(The input):
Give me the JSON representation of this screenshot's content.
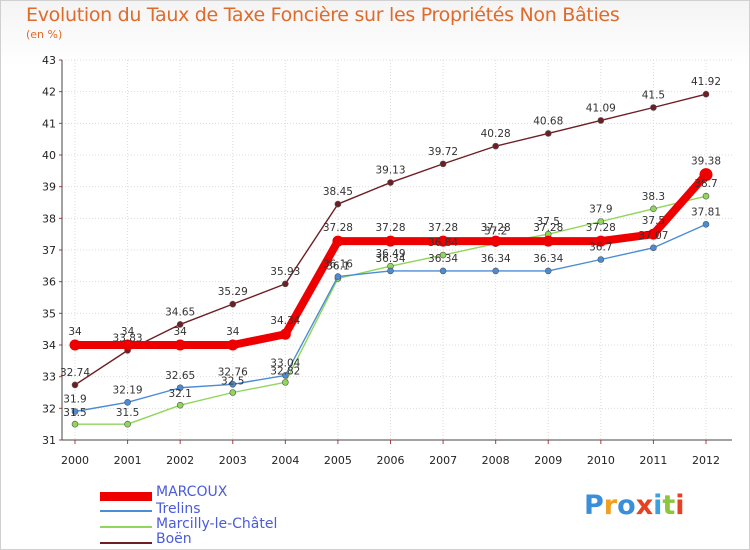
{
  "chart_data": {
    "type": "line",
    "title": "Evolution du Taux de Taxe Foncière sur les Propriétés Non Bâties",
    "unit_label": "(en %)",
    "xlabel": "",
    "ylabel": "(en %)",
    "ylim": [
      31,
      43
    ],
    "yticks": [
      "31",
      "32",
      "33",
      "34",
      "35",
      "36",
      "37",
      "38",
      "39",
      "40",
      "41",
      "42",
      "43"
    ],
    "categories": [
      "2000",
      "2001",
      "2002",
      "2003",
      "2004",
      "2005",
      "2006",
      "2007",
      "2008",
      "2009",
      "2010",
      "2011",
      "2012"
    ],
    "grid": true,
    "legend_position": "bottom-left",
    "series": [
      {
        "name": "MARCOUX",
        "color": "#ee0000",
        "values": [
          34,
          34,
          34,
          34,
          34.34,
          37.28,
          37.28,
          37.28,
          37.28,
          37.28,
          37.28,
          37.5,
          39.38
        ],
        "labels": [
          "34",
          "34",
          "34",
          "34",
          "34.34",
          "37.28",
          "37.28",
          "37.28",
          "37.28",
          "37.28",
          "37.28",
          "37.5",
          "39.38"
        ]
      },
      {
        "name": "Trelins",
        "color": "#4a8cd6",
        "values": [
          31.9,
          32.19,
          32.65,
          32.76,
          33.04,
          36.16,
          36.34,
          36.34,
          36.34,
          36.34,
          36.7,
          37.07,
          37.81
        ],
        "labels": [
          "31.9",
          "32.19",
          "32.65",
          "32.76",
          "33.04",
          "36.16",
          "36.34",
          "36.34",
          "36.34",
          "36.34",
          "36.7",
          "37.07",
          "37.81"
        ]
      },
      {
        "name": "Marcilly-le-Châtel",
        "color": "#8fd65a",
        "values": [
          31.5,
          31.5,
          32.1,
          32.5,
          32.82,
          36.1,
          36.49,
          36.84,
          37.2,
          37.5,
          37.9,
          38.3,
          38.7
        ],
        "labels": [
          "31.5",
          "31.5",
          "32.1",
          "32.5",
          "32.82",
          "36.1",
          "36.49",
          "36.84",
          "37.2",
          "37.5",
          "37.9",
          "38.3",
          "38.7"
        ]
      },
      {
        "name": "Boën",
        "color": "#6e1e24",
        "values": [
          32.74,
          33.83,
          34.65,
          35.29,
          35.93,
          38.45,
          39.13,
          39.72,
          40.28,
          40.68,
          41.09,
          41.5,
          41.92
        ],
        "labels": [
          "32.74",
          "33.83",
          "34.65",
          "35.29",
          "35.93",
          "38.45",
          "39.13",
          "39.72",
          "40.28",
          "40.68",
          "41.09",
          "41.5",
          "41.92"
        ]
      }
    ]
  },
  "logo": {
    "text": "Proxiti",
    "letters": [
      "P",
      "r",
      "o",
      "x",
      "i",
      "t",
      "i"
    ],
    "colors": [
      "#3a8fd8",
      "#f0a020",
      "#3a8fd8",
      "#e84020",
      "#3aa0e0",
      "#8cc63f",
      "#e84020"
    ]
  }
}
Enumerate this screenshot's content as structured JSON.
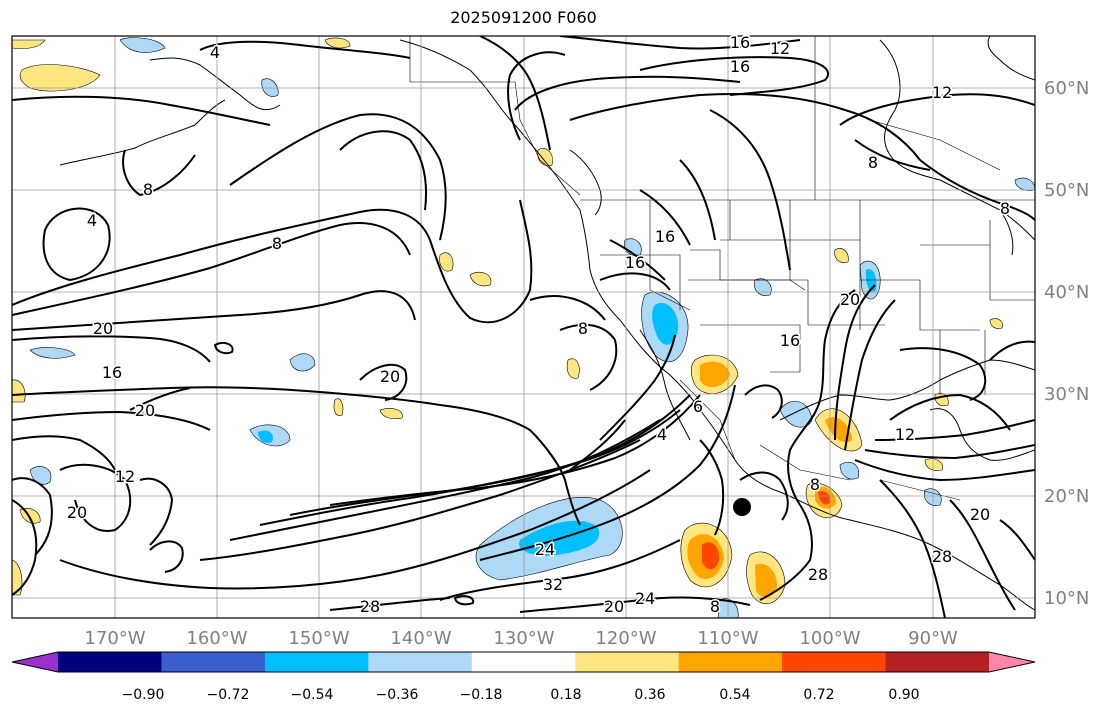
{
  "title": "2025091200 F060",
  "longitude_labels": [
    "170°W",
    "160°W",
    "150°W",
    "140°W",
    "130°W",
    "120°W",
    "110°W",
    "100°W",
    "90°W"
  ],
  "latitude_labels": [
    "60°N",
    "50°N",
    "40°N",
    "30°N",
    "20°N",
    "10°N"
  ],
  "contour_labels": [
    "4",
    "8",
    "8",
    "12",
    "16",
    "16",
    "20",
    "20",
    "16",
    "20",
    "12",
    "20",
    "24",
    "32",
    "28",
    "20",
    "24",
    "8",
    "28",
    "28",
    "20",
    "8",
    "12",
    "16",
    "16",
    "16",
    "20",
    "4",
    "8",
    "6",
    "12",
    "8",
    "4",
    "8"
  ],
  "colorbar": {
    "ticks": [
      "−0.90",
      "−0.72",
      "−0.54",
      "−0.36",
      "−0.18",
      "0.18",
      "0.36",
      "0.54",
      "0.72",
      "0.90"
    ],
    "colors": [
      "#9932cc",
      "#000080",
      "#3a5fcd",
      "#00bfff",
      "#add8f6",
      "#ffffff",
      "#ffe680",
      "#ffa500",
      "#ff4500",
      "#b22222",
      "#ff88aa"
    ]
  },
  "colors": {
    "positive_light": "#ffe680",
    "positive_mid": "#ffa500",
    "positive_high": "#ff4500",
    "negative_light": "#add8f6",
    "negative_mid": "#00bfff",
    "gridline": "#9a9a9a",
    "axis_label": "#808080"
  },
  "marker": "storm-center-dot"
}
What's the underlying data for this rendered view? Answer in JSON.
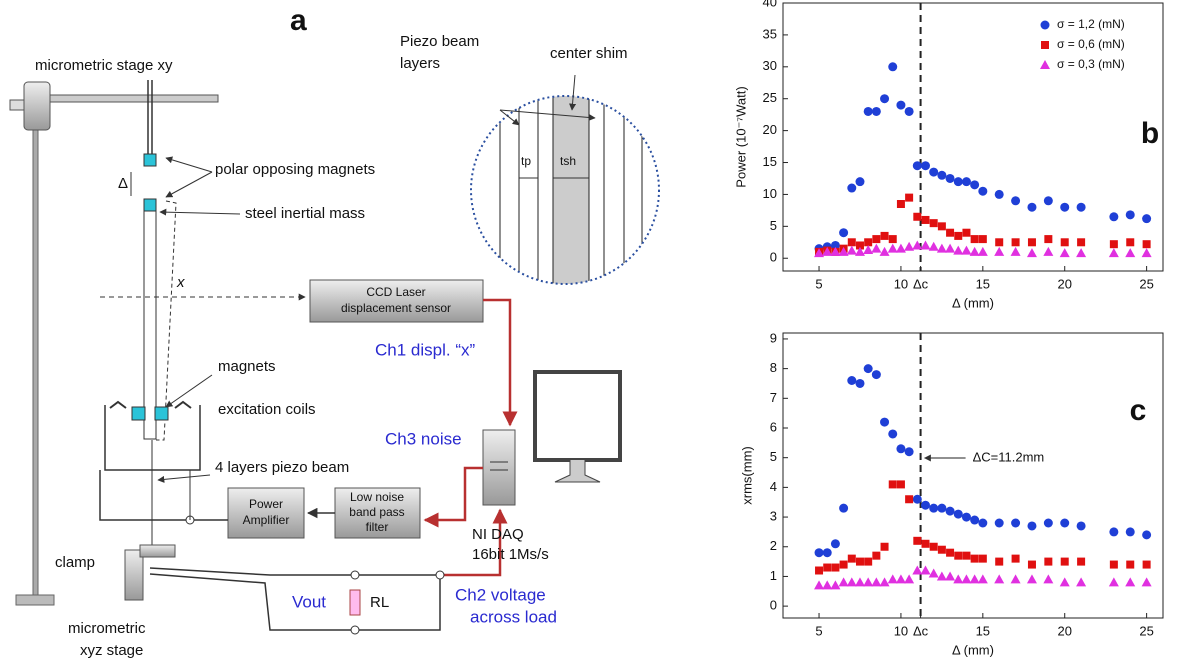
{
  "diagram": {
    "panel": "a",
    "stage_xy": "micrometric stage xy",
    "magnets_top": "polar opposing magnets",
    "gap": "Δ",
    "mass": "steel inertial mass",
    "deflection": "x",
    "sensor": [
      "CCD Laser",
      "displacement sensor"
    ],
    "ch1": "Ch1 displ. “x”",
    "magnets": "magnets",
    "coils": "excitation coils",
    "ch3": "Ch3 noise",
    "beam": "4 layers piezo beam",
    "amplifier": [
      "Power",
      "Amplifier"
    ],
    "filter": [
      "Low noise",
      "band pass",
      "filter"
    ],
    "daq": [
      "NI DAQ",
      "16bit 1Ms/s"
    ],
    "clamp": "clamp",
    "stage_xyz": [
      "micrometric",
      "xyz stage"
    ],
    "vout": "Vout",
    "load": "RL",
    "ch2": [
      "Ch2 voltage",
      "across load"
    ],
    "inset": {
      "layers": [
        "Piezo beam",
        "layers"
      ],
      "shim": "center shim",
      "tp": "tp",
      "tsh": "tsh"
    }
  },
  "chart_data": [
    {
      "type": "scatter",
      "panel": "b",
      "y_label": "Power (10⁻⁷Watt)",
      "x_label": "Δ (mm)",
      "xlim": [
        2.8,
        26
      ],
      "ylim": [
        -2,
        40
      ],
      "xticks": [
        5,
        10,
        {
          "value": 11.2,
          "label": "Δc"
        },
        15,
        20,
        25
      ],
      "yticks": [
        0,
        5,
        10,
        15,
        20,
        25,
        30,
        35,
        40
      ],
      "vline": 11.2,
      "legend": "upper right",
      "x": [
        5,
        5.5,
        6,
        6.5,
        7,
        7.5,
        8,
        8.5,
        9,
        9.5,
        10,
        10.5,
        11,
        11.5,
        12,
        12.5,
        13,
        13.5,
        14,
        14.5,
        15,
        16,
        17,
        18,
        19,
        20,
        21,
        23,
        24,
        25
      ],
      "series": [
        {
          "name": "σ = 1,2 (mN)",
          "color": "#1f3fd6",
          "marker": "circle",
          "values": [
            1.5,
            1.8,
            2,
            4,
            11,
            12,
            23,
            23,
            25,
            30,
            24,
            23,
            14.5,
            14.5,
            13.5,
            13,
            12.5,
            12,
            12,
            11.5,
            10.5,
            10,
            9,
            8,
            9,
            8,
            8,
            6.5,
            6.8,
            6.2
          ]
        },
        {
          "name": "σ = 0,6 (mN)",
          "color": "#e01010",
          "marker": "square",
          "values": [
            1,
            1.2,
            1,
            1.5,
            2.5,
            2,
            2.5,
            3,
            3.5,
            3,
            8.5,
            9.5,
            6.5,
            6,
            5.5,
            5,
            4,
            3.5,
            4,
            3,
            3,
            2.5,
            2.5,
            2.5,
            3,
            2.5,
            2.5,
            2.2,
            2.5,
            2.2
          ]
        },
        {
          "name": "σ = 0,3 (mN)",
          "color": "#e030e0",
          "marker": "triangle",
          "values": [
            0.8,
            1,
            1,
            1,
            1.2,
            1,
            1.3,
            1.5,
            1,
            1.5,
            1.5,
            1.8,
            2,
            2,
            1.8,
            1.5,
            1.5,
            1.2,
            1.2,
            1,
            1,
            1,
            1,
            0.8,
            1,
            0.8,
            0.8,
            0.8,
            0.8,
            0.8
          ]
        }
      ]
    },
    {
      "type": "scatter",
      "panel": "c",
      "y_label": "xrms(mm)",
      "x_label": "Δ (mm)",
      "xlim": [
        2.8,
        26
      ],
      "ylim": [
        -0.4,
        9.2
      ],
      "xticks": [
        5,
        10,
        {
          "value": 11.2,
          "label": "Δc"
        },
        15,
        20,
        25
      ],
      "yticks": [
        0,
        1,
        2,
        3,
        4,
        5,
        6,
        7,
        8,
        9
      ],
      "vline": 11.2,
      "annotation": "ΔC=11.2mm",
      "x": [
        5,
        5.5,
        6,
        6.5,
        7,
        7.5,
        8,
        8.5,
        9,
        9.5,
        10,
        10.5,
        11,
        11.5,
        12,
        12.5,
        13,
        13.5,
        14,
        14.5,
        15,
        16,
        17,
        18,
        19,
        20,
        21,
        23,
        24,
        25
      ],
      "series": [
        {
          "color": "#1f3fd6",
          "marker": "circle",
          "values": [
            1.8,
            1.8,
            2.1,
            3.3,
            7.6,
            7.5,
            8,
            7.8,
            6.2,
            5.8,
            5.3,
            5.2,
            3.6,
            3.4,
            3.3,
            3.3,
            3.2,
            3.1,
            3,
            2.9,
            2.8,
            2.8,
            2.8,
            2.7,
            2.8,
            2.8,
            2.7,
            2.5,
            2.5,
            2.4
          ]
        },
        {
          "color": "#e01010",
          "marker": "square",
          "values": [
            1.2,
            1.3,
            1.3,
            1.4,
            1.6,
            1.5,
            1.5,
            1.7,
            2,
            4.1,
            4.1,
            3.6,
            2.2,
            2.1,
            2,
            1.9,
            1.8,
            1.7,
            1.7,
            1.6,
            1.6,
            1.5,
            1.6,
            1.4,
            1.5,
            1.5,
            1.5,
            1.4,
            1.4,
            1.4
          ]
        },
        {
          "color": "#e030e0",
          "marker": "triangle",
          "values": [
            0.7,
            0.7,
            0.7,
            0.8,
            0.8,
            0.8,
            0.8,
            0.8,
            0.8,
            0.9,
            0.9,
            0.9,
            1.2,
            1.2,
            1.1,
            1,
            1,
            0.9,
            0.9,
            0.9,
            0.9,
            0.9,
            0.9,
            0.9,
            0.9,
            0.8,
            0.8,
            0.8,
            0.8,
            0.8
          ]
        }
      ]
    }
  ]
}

* * *

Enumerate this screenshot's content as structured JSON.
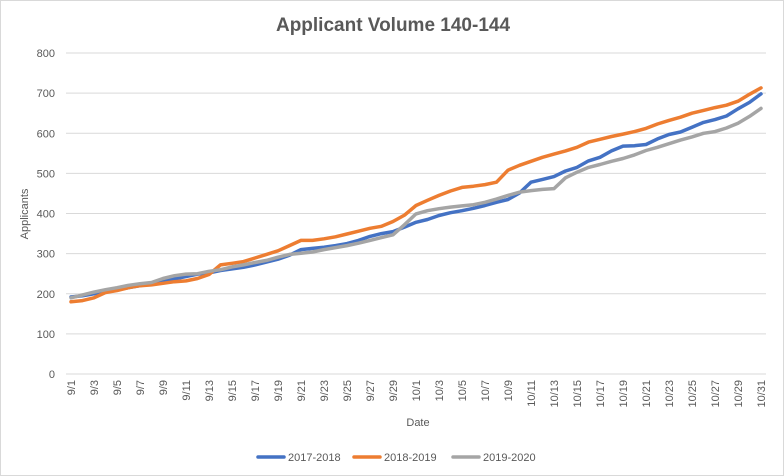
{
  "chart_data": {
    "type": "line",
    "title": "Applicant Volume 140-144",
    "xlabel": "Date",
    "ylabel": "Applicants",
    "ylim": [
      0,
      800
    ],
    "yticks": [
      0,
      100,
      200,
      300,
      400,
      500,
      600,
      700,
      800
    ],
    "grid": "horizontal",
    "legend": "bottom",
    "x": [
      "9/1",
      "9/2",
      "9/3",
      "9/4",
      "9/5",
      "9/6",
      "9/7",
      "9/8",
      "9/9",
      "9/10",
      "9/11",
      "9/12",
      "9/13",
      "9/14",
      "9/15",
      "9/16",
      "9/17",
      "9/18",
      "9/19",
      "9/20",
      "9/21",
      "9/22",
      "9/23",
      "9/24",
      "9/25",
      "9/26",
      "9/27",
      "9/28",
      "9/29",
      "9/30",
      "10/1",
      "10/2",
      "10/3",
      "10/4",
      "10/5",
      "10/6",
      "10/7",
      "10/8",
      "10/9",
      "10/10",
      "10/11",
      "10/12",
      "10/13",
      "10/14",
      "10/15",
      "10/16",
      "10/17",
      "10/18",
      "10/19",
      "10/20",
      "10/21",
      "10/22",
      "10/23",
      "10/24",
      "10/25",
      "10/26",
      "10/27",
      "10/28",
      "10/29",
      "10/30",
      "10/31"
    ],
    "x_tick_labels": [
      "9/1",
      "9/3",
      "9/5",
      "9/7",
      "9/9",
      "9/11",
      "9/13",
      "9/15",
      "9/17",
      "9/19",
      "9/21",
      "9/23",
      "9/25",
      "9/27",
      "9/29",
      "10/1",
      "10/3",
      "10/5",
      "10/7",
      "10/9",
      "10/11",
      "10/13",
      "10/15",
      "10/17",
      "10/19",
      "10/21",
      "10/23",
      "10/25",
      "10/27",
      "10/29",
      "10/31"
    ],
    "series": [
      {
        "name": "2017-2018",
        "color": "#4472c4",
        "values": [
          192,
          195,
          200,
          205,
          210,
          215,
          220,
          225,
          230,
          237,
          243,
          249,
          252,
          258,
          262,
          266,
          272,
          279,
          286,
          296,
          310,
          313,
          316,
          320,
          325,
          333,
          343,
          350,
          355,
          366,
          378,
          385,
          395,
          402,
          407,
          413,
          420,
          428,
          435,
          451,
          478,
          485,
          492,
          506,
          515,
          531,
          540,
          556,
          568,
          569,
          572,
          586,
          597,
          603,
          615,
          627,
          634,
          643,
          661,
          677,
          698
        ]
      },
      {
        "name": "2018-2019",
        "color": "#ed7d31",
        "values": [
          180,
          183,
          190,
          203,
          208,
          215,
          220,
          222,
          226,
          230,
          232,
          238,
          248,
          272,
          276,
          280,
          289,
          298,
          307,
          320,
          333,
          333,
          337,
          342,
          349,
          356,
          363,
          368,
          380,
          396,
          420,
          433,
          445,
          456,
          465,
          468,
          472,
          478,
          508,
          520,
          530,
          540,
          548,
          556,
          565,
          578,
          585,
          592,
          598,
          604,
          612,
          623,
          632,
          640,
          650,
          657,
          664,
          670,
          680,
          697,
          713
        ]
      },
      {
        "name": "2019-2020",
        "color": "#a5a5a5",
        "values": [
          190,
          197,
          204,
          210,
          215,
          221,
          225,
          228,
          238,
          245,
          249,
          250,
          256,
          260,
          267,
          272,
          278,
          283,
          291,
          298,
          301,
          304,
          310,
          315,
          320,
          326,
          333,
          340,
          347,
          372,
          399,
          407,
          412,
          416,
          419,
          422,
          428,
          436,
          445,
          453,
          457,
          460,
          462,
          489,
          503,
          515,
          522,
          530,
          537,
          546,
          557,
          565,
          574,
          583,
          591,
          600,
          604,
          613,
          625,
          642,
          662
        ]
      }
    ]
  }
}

(Work instructions):
Copy each line that contains the word "micrometric".

(Result):
    "stage_xy": "micrometric stage xy",
      "micrometric",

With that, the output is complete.